WHAT YOU HAVE TO DO:
Copy out, from the entries below, each line holding the string "Regentage".

▶

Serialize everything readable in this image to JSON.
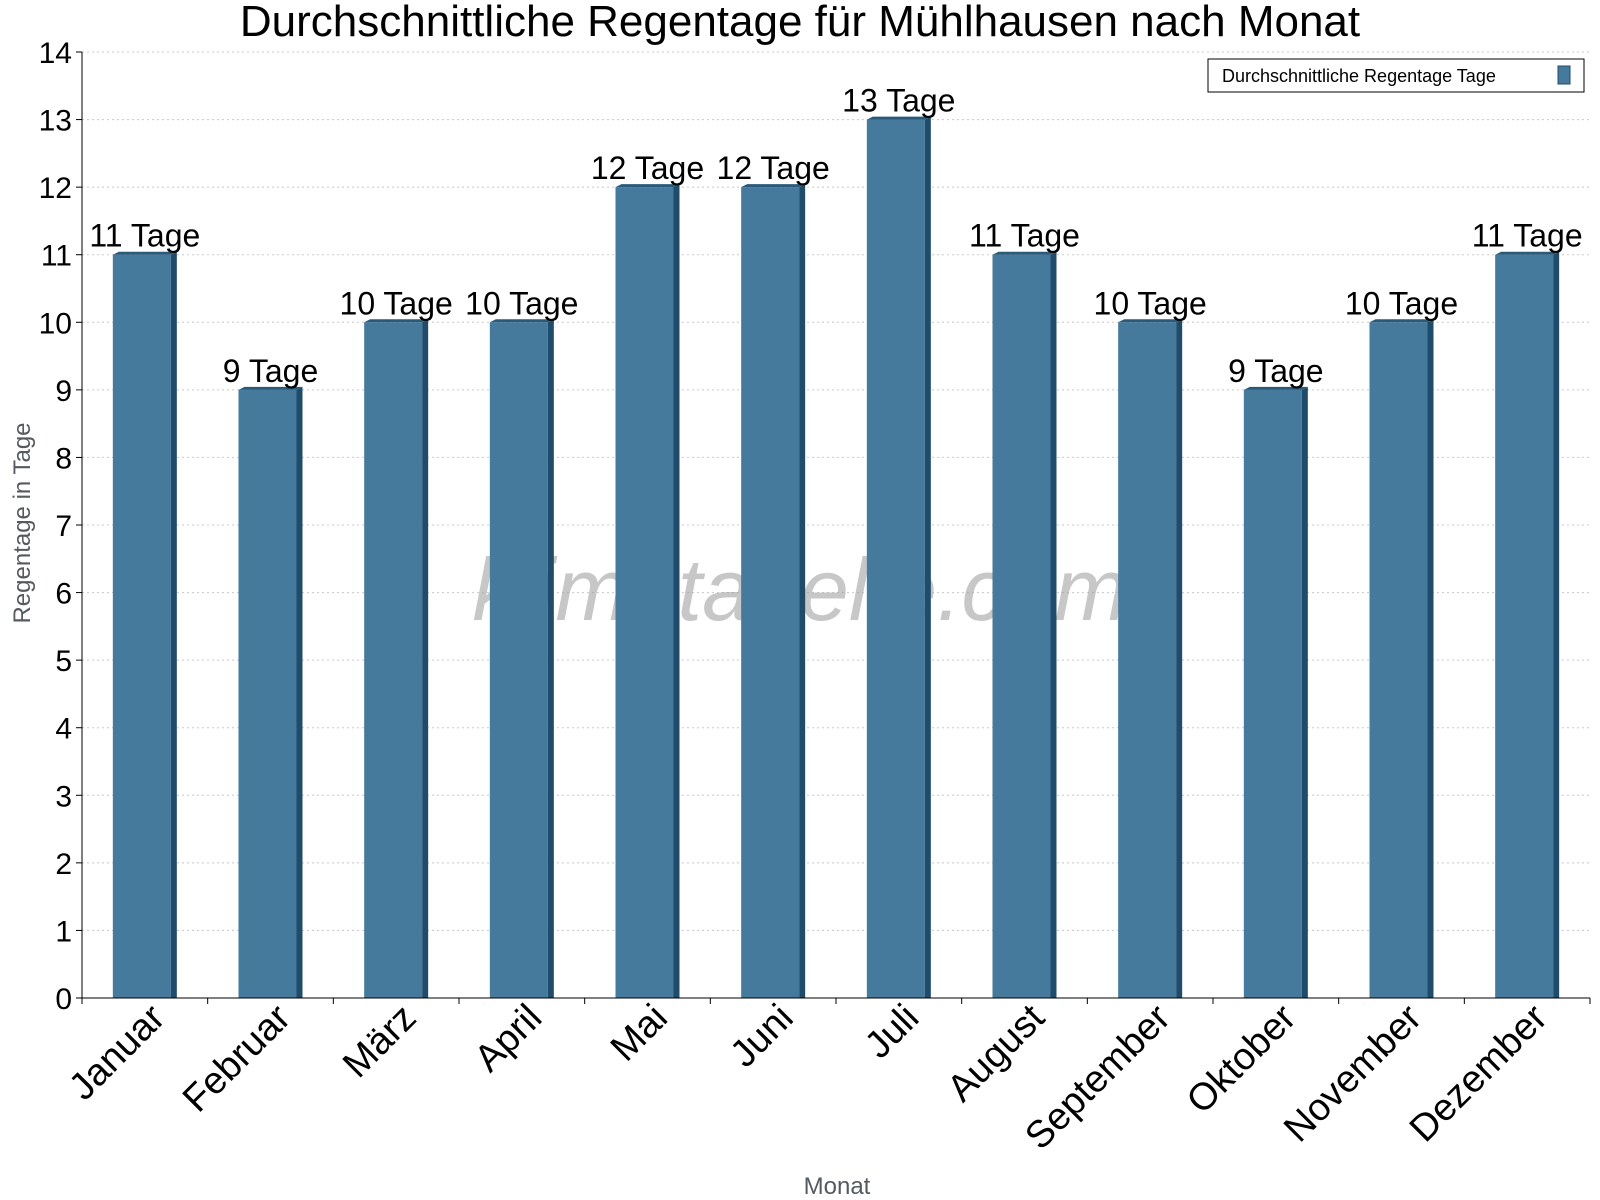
{
  "chart_data": {
    "type": "bar",
    "title": "Durchschnittliche Regentage für Mühlhausen nach Monat",
    "xlabel": "Monat",
    "ylabel": "Regentage in Tage",
    "ylim": [
      0,
      14
    ],
    "yticks": [
      "0",
      "1",
      "2",
      "3",
      "4",
      "5",
      "6",
      "7",
      "8",
      "9",
      "10",
      "11",
      "12",
      "13",
      "14"
    ],
    "grid": true,
    "legend_position": "top-right",
    "categories": [
      "Januar",
      "Februar",
      "März",
      "April",
      "Mai",
      "Juni",
      "Juli",
      "August",
      "September",
      "Oktober",
      "November",
      "Dezember"
    ],
    "series": [
      {
        "name": "Durchschnittliche Regentage Tage",
        "values": [
          11,
          9,
          10,
          10,
          12,
          12,
          13,
          11,
          10,
          9,
          10,
          11
        ],
        "labels": [
          "11 Tage",
          "9 Tage",
          "10 Tage",
          "10 Tage",
          "12 Tage",
          "12 Tage",
          "13 Tage",
          "11 Tage",
          "10 Tage",
          "9 Tage",
          "10 Tage",
          "11 Tage"
        ]
      }
    ],
    "colors": {
      "bar": "#457a9c",
      "bar_side": "#1f4c6b",
      "bar_top": "#2a5a7a"
    }
  },
  "watermark": "klimatabelle.com"
}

◀

TASK ANSWER:
    "title": "Durchschnittliche Regentage für Mühlhausen nach Monat",
    "ylabel": "Regentage in Tage",
        "name": "Durchschnittliche Regentage Tage",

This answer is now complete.